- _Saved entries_
▼▼▼

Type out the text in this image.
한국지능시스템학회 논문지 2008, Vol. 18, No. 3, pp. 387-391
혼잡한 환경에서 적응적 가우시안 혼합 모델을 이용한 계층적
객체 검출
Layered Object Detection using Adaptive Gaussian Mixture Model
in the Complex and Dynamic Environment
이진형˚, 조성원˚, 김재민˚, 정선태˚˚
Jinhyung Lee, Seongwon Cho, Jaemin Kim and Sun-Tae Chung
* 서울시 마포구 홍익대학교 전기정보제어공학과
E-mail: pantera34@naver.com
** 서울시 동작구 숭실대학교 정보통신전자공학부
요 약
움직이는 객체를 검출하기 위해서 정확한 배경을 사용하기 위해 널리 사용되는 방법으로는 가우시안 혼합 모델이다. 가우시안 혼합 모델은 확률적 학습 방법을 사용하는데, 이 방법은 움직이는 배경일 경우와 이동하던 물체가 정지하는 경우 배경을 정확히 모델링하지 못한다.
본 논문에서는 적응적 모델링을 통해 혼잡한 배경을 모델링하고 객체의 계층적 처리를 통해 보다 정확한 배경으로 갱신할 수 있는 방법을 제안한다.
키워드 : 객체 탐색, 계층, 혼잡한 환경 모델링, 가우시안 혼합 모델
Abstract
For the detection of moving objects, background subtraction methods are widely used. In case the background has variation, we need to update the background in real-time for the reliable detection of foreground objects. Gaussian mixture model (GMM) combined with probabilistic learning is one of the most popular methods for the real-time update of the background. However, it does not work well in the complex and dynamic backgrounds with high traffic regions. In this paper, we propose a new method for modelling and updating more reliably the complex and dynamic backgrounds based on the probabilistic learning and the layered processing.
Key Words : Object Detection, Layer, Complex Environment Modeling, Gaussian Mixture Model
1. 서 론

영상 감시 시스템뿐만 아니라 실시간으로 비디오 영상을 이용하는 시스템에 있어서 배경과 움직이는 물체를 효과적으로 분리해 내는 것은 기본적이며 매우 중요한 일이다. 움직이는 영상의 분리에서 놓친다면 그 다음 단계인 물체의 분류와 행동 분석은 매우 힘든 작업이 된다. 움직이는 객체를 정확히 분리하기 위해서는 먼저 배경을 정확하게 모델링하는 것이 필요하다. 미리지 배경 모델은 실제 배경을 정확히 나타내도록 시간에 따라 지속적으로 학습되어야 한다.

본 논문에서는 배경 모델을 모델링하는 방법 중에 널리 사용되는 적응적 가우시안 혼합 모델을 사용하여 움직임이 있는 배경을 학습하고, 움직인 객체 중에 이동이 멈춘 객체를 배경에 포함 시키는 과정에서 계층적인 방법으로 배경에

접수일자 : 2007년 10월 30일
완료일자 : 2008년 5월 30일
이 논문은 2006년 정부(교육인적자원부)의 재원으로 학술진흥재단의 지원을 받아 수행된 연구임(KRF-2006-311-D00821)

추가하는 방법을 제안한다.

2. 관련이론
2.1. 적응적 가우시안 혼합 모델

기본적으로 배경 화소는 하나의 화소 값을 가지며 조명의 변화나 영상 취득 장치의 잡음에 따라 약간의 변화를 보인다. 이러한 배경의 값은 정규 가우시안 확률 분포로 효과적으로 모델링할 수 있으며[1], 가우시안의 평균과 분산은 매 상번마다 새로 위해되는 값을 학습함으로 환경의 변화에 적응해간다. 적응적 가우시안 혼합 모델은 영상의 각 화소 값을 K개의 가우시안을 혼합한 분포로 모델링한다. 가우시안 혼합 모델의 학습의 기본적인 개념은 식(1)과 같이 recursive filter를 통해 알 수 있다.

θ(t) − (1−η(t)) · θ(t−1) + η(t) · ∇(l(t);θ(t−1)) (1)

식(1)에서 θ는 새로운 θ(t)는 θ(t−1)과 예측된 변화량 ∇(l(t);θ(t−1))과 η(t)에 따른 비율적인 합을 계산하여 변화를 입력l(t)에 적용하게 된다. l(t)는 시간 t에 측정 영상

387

▲▲▲

- _Instruction_
Restate the data above word for word, please.

- _Expected answer_
Type out the text in this image.
한국지능시스템학회 논문지 2008, Vol. 18, No. 3, pp. 387-391
혼잡한 환경에서 적응적 가우시안 혼합 모델을 이용한 계층적
객체 검출
Layered Object Detection using Adaptive Gaussian Mixture Model
in the Complex and Dynamic Environment
이진형˚, 조성원˚, 김재민˚, 정선태˚˚
Jinhyung Lee, Seongwon Cho, Jaemin Kim and Sun-Tae Chung
* 서울시 마포구 홍익대학교 전기정보제어공학과
E-mail: pantera34@naver.com
** 서울시 동작구 숭실대학교 정보통신전자공학부
요 약
움직이는 객체를 검출하기 위해서 정확한 배경을 사용하기 위해 널리 사용되는 방법으로는 가우시안 혼합 모델이다. 가우시안 혼합 모델은 확률적 학습 방법을 사용하는데, 이 방법은 움직이는 배경일 경우와 이동하던 물체가 정지하는 경우 배경을 정확히 모델링하지 못한다.
본 논문에서는 적응적 모델링을 통해 혼잡한 배경을 모델링하고 객체의 계층적 처리를 통해 보다 정확한 배경으로 갱신할 수 있는 방법을 제안한다.
키워드 : 객체 탐색, 계층, 혼잡한 환경 모델링, 가우시안 혼합 모델
Abstract
For the detection of moving objects, background subtraction methods are widely used. In case the background has variation, we need to update the background in real-time for the reliable detection of foreground objects. Gaussian mixture model (GMM) combined with probabilistic learning is one of the most popular methods for the real-time update of the background. However, it does not work well in the complex and dynamic backgrounds with high traffic regions. In this paper, we propose a new method for modelling and updating more reliably the complex and dynamic backgrounds based on the probabilistic learning and the layered processing.
Key Words : Object Detection, Layer, Complex Environment Modeling, Gaussian Mixture Model
1. 서 론

영상 감시 시스템뿐만 아니라 실시간으로 비디오 영상을 이용하는 시스템에 있어서 배경과 움직이는 물체를 효과적으로 분리해 내는 것은 기본적이며 매우 중요한 일이다. 움직이는 영상의 분리에서 놓친다면 그 다음 단계인 물체의 분류와 행동 분석은 매우 힘든 작업이 된다. 움직이는 객체를 정확히 분리하기 위해서는 먼저 배경을 정확하게 모델링하는 것이 필요하다. 미리지 배경 모델은 실제 배경을 정확히 나타내도록 시간에 따라 지속적으로 학습되어야 한다.

본 논문에서는 배경 모델을 모델링하는 방법 중에 널리 사용되는 적응적 가우시안 혼합 모델을 사용하여 움직임이 있는 배경을 학습하고, 움직인 객체 중에 이동이 멈춘 객체를 배경에 포함 시키는 과정에서 계층적인 방법으로 배경에

접수일자 : 2007년 10월 30일
완료일자 : 2008년 5월 30일
이 논문은 2006년 정부(교육인적자원부)의 재원으로 학술진흥재단의 지원을 받아 수행된 연구임(KRF-2006-311-D00821)

추가하는 방법을 제안한다.

2. 관련이론
2.1. 적응적 가우시안 혼합 모델

기본적으로 배경 화소는 하나의 화소 값을 가지며 조명의 변화나 영상 취득 장치의 잡음에 따라 약간의 변화를 보인다. 이러한 배경의 값은 정규 가우시안 확률 분포로 효과적으로 모델링할 수 있으며[1], 가우시안의 평균과 분산은 매 상번마다 새로 위해되는 값을 학습함으로 환경의 변화에 적응해간다. 적응적 가우시안 혼합 모델은 영상의 각 화소 값을 K개의 가우시안을 혼합한 분포로 모델링한다. 가우시안 혼합 모델의 학습의 기본적인 개념은 식(1)과 같이 recursive filter를 통해 알 수 있다.

θ(t) − (1−η(t)) · θ(t−1) + η(t) · ∇(l(t);θ(t−1)) (1)

식(1)에서 θ는 새로운 θ(t)는 θ(t−1)과 예측된 변화량 ∇(l(t);θ(t−1))과 η(t)에 따른 비율적인 합을 계산하여 변화를 입력l(t)에 적용하게 된다. l(t)는 시간 t에 측정 영상

387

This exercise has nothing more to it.